[Box coordinate listings]
===============

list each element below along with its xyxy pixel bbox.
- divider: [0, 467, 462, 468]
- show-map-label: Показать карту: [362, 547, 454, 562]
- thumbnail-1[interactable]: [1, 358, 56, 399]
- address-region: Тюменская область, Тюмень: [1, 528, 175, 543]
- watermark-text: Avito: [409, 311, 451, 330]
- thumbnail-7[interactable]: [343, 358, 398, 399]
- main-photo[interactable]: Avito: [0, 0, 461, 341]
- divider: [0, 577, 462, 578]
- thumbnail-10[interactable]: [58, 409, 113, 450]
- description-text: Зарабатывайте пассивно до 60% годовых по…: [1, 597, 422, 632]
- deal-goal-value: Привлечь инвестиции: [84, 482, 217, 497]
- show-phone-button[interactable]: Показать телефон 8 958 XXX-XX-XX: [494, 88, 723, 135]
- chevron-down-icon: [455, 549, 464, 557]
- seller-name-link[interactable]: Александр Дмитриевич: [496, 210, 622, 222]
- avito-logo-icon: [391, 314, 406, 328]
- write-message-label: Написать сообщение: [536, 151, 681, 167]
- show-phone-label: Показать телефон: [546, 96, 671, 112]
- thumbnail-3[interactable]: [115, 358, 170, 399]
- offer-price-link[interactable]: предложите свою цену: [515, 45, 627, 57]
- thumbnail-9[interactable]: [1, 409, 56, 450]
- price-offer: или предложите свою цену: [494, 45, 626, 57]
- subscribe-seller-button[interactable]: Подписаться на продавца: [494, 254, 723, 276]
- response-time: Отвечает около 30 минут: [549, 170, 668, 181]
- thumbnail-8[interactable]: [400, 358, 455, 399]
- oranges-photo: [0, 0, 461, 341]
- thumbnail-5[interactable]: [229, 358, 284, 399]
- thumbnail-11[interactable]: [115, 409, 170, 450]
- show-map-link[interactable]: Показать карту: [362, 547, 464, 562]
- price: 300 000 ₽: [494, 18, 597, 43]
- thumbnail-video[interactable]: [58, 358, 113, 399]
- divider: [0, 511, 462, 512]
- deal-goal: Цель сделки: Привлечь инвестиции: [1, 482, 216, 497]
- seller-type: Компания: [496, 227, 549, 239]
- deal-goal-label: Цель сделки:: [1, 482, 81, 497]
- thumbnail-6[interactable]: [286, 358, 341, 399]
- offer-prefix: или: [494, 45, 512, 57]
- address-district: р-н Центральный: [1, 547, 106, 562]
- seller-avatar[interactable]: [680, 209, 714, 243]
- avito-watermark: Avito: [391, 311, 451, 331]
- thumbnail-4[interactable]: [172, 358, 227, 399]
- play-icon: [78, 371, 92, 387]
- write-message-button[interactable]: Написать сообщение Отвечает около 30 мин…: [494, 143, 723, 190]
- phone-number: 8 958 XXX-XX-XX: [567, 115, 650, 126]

===============

Write every line of the entries above as a JSON list of strings, one string per line, leaving out blank lines.

[
  "list each element below along with its xyxy pixel bbox.",
  "- divider: [0, 467, 462, 468]",
  "- show-map-label: Показать карту: [362, 547, 454, 562]",
  "- thumbnail-1[interactable]: [1, 358, 56, 399]",
  "- address-region: Тюменская область, Тюмень: [1, 528, 175, 543]",
  "- watermark-text: Avito: [409, 311, 451, 330]",
  "- thumbnail-7[interactable]: [343, 358, 398, 399]",
  "- main-photo[interactable]: Avito: [0, 0, 461, 341]",
  "- divider: [0, 577, 462, 578]",
  "- thumbnail-10[interactable]: [58, 409, 113, 450]",
  "- description-text: Зарабатывайте пассивно до 60% годовых по…: [1, 597, 422, 632]",
  "- deal-goal-value: Привлечь инвестиции: [84, 482, 217, 497]",
  "- show-phone-button[interactable]: Показать телефон 8 958 XXX-XX-XX: [494, 88, 723, 135]",
  "- chevron-down-icon: [455, 549, 464, 557]",
  "- seller-name-link[interactable]: Александр Дмитриевич: [496, 210, 622, 222]",
  "- avito-logo-icon: [391, 314, 406, 328]",
  "- write-message-label: Написать сообщение: [536, 151, 681, 167]",
  "- show-phone-label: Показать телефон: [546, 96, 671, 112]",
  "- thumbnail-3[interactable]: [115, 358, 170, 399]",
  "- offer-price-link[interactable]: предложите свою цену: [515, 45, 627, 57]",
  "- thumbnail-9[interactable]: [1, 409, 56, 450]",
  "- price-offer: или предложите свою цену: [494, 45, 626, 57]",
  "- subscribe-seller-button[interactable]: Подписаться на продавца: [494, 254, 723, 276]",
  "- response-time: Отвечает около 30 минут: [549, 170, 668, 181]",
  "- thumbnail-8[interactable]: [400, 358, 455, 399]",
  "- oranges-photo: [0, 0, 461, 341]",
  "- thumbnail-5[interactable]: [229, 358, 284, 399]",
  "- thumbnail-11[interactable]: [115, 409, 170, 450]",
  "- show-map-link[interactable]: Показать карту: [362, 547, 464, 562]",
  "- price: 300 000 ₽: [494, 18, 597, 43]",
  "- thumbnail-video[interactable]: [58, 358, 113, 399]",
  "- divider: [0, 511, 462, 512]",
  "- deal-goal: Цель сделки: Привлечь инвестиции: [1, 482, 216, 497]",
  "- seller-type: Компания: [496, 227, 549, 239]",
  "- deal-goal-label: Цель сделки:: [1, 482, 81, 497]",
  "- thumbnail-6[interactable]: [286, 358, 341, 399]",
  "- offer-prefix: или: [494, 45, 512, 57]",
  "- address-district: р-н Центральный: [1, 547, 106, 562]",
  "- seller-avatar[interactable]: [680, 209, 714, 243]",
  "- avito-watermark: Avito: [391, 311, 451, 331]",
  "- thumbnail-4[interactable]: [172, 358, 227, 399]",
  "- play-icon: [78, 371, 92, 387]",
  "- write-message-button[interactable]: Написать сообщение Отвечает около 30 мин…: [494, 143, 723, 190]",
  "- phone-number: 8 958 XXX-XX-XX: [567, 115, 650, 126]"
]